Directive
Go through the listing and return every line with "soát" in it.

Material

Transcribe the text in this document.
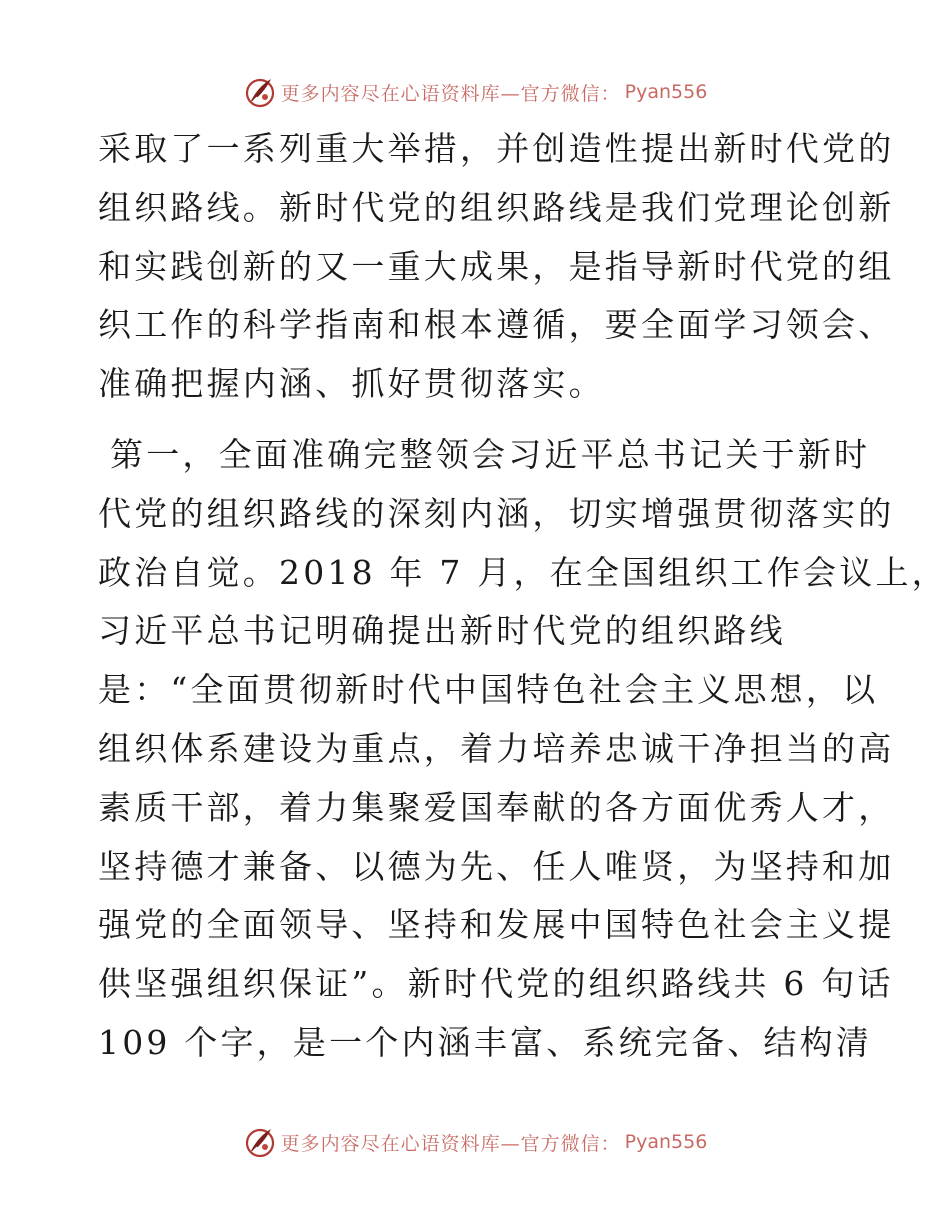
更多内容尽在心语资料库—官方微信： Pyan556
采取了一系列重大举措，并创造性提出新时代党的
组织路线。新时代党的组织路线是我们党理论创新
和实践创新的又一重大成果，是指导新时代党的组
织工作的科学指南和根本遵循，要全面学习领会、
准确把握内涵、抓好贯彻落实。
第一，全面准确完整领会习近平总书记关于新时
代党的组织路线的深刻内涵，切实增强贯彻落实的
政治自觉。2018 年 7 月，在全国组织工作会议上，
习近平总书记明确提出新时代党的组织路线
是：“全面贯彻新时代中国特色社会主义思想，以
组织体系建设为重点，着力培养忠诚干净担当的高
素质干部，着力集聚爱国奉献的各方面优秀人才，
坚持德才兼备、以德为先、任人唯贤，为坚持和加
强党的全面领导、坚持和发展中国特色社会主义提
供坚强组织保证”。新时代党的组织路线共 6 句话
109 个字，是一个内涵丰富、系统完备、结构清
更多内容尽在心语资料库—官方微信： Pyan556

--

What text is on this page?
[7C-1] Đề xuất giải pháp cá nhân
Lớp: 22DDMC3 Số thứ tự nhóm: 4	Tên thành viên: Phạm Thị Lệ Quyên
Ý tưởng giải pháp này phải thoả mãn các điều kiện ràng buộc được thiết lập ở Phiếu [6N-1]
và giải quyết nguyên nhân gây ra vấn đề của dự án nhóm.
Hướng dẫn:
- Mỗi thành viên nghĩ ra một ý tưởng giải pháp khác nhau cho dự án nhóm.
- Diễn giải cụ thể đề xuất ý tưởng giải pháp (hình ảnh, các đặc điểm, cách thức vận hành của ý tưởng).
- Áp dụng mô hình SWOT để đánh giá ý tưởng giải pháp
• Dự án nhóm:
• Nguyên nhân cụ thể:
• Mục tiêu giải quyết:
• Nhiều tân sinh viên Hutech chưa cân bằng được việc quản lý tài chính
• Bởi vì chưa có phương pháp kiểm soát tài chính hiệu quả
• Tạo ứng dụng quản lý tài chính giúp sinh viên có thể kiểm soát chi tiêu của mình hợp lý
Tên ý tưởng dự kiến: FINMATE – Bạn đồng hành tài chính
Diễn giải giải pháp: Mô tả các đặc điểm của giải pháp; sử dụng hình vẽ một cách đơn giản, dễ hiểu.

Final result
• Bởi vì chưa có phương pháp kiểm soát tài chính hiệu quả
• Tạo ứng dụng quản lý tài chính giúp sinh viên có thể kiểm soát chi tiêu của mình hợp lý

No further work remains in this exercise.